• SHORT EXERCISE:
Quote each record exactly, please, leaving none out.

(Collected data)
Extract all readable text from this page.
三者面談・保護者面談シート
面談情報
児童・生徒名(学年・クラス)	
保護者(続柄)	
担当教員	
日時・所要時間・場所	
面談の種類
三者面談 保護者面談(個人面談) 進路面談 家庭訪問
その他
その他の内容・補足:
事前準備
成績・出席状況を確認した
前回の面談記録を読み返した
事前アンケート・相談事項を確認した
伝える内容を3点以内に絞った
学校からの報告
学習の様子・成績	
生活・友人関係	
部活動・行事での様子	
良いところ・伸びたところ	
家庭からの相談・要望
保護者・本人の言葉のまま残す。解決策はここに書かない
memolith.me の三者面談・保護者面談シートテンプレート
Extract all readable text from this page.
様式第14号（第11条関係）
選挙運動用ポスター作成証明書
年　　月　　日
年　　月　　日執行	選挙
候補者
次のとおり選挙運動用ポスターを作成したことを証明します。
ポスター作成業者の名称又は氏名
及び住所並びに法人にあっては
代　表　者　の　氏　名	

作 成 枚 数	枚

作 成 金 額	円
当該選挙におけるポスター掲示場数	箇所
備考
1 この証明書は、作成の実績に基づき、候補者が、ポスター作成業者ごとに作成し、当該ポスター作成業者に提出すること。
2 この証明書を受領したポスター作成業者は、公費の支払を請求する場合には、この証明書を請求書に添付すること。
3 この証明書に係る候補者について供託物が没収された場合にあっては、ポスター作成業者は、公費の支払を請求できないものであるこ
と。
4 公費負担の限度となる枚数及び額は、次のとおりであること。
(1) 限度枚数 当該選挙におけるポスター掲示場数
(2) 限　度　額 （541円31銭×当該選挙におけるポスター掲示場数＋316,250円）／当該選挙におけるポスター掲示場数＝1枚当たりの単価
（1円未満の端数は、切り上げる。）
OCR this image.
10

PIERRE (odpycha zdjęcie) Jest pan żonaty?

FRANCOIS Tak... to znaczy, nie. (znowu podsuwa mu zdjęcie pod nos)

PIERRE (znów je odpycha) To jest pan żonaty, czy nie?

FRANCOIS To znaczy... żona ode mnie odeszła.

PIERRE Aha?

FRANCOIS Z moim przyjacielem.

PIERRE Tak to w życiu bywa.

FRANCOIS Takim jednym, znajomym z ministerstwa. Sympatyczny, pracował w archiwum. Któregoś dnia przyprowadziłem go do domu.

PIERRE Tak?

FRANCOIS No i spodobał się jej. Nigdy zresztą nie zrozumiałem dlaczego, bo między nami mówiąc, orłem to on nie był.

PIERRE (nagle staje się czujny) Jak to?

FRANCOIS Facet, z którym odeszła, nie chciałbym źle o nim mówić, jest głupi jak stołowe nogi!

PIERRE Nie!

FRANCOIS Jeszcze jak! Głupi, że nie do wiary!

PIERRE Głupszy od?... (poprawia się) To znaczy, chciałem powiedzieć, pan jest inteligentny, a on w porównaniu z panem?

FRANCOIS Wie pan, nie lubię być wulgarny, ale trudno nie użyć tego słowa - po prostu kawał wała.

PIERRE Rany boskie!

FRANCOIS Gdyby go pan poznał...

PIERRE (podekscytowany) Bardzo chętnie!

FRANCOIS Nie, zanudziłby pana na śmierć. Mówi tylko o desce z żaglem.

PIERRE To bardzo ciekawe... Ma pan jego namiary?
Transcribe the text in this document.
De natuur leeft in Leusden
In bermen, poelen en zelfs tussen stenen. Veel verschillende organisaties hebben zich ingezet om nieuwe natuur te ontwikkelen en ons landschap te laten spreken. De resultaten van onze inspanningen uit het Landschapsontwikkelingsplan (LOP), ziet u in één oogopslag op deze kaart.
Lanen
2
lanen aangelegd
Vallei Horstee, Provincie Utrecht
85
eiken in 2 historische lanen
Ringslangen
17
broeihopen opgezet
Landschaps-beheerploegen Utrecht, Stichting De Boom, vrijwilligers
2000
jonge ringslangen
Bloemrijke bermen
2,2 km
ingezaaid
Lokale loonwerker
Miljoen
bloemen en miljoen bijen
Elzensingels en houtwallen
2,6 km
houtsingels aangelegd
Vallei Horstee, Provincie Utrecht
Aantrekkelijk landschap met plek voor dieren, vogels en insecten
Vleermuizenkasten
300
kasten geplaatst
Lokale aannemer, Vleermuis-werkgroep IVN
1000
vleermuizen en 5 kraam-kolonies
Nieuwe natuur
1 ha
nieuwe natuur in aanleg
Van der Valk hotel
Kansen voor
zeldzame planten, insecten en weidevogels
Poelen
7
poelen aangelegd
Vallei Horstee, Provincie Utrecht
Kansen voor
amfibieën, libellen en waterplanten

• RIGHT ANSWER:
Extract all readable text from this page.
三者面談・保護者面談シート
面談情報
児童・生徒名(学年・クラス)	
保護者(続柄)	
担当教員	
日時・所要時間・場所	
面談の種類
三者面談 保護者面談(個人面談) 進路面談 家庭訪問
その他
その他の内容・補足:
事前準備
成績・出席状況を確認した
前回の面談記録を読み返した
事前アンケート・相談事項を確認した
伝える内容を3点以内に絞った
学校からの報告
学習の様子・成績	
生活・友人関係	
部活動・行事での様子	
良いところ・伸びたところ	
家庭からの相談・要望
保護者・本人の言葉のまま残す。解決策はここに書かない
memolith.me の三者面談・保護者面談シートテンプレート
Extract all readable text from this page.
様式第14号（第11条関係）
選挙運動用ポスター作成証明書
年　　月　　日
年　　月　　日執行	選挙
候補者
次のとおり選挙運動用ポスターを作成したことを証明します。
ポスター作成業者の名称又は氏名
及び住所並びに法人にあっては
代　表　者　の　氏　名	

作 成 枚 数	枚

作 成 金 額	円
当該選挙におけるポスター掲示場数	箇所
備考
1 この証明書は、作成の実績に基づき、候補者が、ポスター作成業者ごとに作成し、当該ポスター作成業者に提出すること。
2 この証明書を受領したポスター作成業者は、公費の支払を請求する場合には、この証明書を請求書に添付すること。
3 この証明書に係る候補者について供託物が没収された場合にあっては、ポスター作成業者は、公費の支払を請求できないものであるこ
と。
4 公費負担の限度となる枚数及び額は、次のとおりであること。
(1) 限度枚数 当該選挙におけるポスター掲示場数
(2) 限　度　額 （541円31銭×当該選挙におけるポスター掲示場数＋316,250円）／当該選挙におけるポスター掲示場数＝1枚当たりの単価
（1円未満の端数は、切り上げる。）
OCR this image.
10

PIERRE (odpycha zdjęcie) Jest pan żonaty?

FRANCOIS Tak... to znaczy, nie. (znowu podsuwa mu zdjęcie pod nos)

PIERRE (znów je odpycha) To jest pan żonaty, czy nie?

FRANCOIS To znaczy... żona ode mnie odeszła.

PIERRE Aha?

FRANCOIS Z moim przyjacielem.

PIERRE Tak to w życiu bywa.

FRANCOIS Takim jednym, znajomym z ministerstwa. Sympatyczny, pracował w archiwum. Któregoś dnia przyprowadziłem go do domu.

PIERRE Tak?

FRANCOIS No i spodobał się jej. Nigdy zresztą nie zrozumiałem dlaczego, bo między nami mówiąc, orłem to on nie był.

PIERRE (nagle staje się czujny) Jak to?

FRANCOIS Facet, z którym odeszła, nie chciałbym źle o nim mówić, jest głupi jak stołowe nogi!

PIERRE Nie!

FRANCOIS Jeszcze jak! Głupi, że nie do wiary!

PIERRE Głupszy od?... (poprawia się) To znaczy, chciałem powiedzieć, pan jest inteligentny, a on w porównaniu z panem?

FRANCOIS Wie pan, nie lubię być wulgarny, ale trudno nie użyć tego słowa - po prostu kawał wała.

PIERRE Rany boskie!

FRANCOIS Gdyby go pan poznał...

PIERRE (podekscytowany) Bardzo chętnie!

FRANCOIS Nie, zanudziłby pana na śmierć. Mówi tylko o desce z żaglem.

PIERRE To bardzo ciekawe... Ma pan jego namiary?
Transcribe the text in this document.
De natuur leeft in Leusden
In bermen, poelen en zelfs tussen stenen. Veel verschillende organisaties hebben zich ingezet om nieuwe natuur te ontwikkelen en ons landschap te laten spreken. De resultaten van onze inspanningen uit het Landschapsontwikkelingsplan (LOP), ziet u in één oogopslag op deze kaart.
Lanen
2
lanen aangelegd
Vallei Horstee, Provincie Utrecht
85
eiken in 2 historische lanen
Ringslangen
17
broeihopen opgezet
Landschaps-beheerploegen Utrecht, Stichting De Boom, vrijwilligers
2000
jonge ringslangen
Bloemrijke bermen
2,2 km
ingezaaid
Lokale loonwerker
Miljoen
bloemen en miljoen bijen
Elzensingels en houtwallen
2,6 km
houtsingels aangelegd
Vallei Horstee, Provincie Utrecht
Aantrekkelijk landschap met plek voor dieren, vogels en insecten
Vleermuizenkasten
300
kasten geplaatst
Lokale aannemer, Vleermuis-werkgroep IVN
1000
vleermuizen en 5 kraam-kolonies
Nieuwe natuur
1 ha
nieuwe natuur in aanleg
Van der Valk hotel
Kansen voor
zeldzame planten, insecten en weidevogels
Poelen
7
poelen aangelegd
Vallei Horstee, Provincie Utrecht
Kansen voor
amfibieën, libellen en waterplanten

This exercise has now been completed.